Dataset entries
◆ ◆ ◆

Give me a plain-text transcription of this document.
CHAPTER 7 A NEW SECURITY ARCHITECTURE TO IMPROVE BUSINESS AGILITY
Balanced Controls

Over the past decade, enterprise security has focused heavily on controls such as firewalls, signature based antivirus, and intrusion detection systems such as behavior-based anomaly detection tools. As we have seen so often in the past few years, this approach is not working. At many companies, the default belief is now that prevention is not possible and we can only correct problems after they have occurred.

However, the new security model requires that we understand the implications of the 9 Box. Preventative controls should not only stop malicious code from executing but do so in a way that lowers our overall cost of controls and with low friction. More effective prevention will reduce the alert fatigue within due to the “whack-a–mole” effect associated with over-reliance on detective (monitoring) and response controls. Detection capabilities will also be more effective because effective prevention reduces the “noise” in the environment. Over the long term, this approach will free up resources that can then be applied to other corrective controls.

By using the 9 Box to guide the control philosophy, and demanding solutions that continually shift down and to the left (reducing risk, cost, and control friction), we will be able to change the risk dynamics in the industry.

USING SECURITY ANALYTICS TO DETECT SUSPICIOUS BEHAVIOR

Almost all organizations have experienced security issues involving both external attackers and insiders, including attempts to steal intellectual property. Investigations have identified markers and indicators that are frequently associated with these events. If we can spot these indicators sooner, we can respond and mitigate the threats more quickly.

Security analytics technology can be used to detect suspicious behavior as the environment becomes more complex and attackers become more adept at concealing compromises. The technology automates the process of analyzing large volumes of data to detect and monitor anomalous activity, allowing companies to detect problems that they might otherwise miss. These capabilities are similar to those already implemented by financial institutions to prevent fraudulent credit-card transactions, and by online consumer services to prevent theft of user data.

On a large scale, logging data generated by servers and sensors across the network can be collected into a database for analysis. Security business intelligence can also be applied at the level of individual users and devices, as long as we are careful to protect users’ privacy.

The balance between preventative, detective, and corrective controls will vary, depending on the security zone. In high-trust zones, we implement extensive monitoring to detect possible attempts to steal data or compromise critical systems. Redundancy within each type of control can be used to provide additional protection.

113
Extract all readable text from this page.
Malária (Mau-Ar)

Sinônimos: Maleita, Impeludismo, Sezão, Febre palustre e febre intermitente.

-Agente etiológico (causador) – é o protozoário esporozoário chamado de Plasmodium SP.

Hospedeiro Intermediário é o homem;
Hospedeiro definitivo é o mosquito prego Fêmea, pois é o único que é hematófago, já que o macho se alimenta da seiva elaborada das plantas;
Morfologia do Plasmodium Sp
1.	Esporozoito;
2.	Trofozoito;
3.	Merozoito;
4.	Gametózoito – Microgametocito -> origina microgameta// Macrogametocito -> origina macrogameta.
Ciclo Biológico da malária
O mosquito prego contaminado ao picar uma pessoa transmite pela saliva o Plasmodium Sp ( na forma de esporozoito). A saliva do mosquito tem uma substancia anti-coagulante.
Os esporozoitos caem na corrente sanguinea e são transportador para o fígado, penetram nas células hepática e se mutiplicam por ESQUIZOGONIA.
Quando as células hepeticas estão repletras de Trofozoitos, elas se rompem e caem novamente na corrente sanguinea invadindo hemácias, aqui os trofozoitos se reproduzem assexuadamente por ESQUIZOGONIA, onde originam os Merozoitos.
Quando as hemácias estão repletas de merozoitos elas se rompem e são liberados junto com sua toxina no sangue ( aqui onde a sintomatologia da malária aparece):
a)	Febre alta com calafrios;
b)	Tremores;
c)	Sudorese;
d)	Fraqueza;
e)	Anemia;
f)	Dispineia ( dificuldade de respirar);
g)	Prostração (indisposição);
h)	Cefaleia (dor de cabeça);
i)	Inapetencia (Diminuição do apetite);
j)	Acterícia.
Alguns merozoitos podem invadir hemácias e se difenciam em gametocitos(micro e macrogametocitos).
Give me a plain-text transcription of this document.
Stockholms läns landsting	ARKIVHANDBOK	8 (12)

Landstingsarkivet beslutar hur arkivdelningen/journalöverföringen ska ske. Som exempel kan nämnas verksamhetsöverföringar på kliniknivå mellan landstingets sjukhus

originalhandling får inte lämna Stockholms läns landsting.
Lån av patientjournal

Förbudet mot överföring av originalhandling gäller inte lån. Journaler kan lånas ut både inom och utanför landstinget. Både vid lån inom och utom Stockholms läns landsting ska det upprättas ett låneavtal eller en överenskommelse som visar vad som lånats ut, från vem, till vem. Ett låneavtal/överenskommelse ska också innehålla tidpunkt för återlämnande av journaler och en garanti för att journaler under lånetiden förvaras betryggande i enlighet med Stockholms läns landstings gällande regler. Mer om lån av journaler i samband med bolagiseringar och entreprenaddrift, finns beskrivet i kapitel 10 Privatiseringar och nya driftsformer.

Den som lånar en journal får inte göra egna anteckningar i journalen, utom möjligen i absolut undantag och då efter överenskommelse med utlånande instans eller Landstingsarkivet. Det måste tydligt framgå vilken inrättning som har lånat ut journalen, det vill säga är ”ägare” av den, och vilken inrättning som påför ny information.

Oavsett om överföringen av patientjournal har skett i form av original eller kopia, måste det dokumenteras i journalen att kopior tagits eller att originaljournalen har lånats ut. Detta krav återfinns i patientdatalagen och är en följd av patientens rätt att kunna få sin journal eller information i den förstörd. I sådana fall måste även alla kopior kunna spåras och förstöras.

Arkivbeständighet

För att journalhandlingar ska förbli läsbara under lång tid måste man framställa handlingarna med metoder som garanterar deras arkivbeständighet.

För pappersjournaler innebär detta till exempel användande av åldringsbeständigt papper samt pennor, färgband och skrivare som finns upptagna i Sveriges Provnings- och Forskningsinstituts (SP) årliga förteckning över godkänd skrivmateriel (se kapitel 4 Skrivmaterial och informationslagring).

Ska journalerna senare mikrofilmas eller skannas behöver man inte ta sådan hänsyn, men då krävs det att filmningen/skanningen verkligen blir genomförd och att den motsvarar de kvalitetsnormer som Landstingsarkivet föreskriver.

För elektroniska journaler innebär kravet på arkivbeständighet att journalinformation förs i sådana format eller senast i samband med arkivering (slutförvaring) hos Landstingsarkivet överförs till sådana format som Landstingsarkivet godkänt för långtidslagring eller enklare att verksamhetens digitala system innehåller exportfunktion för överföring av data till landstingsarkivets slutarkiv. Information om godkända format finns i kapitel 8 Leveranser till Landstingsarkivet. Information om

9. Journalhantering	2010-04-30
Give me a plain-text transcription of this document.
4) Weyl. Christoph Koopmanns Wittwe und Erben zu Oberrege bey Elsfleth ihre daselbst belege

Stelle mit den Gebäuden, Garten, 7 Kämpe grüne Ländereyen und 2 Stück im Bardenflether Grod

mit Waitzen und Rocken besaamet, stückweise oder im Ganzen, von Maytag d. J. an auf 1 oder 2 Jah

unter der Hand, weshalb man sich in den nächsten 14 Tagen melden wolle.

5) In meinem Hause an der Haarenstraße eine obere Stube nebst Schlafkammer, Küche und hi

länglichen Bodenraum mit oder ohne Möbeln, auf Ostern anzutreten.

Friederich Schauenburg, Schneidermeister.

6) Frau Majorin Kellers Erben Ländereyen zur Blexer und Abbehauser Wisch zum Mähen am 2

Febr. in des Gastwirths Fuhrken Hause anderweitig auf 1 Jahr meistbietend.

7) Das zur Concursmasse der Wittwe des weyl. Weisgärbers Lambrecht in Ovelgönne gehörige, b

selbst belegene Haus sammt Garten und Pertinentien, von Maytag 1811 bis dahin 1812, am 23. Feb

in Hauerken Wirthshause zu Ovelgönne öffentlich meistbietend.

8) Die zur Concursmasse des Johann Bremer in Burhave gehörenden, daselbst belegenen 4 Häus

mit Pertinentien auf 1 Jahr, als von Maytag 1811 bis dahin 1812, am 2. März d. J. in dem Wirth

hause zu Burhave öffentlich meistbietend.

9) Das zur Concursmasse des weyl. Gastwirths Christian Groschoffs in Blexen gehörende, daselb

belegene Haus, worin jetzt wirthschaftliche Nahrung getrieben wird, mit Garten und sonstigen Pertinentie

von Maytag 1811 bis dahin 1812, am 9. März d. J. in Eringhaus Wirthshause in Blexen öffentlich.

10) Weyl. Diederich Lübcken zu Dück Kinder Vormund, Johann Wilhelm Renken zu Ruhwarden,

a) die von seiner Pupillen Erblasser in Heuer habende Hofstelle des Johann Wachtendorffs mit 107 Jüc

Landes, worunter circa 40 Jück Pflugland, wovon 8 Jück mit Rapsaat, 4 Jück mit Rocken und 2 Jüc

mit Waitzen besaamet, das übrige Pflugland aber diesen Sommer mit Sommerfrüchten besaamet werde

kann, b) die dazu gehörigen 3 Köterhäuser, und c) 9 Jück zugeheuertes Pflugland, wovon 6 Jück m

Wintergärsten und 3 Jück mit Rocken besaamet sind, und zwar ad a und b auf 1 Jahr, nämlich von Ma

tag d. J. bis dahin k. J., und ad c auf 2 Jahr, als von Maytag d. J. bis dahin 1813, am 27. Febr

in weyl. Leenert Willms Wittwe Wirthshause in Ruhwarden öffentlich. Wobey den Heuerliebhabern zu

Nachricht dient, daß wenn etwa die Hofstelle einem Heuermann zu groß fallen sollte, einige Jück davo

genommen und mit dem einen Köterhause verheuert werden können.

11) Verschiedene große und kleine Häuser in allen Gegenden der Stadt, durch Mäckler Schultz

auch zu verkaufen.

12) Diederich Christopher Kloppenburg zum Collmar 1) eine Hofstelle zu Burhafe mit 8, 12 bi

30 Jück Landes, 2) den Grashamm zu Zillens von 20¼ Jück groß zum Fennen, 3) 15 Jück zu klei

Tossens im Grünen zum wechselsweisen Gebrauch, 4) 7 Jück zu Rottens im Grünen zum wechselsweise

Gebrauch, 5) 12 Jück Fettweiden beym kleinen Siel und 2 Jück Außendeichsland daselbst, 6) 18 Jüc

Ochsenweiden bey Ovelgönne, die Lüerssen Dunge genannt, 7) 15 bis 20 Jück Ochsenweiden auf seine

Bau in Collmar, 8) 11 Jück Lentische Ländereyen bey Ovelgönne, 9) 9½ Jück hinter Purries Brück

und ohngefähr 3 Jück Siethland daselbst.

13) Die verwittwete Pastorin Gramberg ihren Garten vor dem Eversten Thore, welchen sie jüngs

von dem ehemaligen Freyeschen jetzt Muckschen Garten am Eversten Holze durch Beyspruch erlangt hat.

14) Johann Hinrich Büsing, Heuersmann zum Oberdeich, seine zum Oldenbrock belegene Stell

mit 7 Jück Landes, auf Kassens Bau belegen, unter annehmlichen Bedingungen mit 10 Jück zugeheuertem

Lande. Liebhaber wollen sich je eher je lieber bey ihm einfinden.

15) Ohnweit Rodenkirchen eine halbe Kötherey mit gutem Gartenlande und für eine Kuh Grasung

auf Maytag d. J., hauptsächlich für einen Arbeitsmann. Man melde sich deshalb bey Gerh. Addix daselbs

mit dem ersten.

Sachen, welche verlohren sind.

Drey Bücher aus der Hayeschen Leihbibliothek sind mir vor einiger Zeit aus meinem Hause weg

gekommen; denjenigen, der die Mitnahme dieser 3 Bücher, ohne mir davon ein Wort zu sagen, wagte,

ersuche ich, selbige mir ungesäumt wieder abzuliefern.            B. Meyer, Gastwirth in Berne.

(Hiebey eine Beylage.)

◆ ◆ ◆

Required action:
Every line above carrying the word "Concursmasse" needs to be shown.

Exercise result:
7) Das zur Concursmasse der Wittwe des weyl. Weisgärbers Lambrecht in Ovelgönne gehörige, b
8) Die zur Concursmasse des Johann Bremer in Burhave gehörenden, daselbst belegenen 4 Häus
9) Das zur Concursmasse des weyl. Gastwirths Christian Groschoffs in Blexen gehörende, daselb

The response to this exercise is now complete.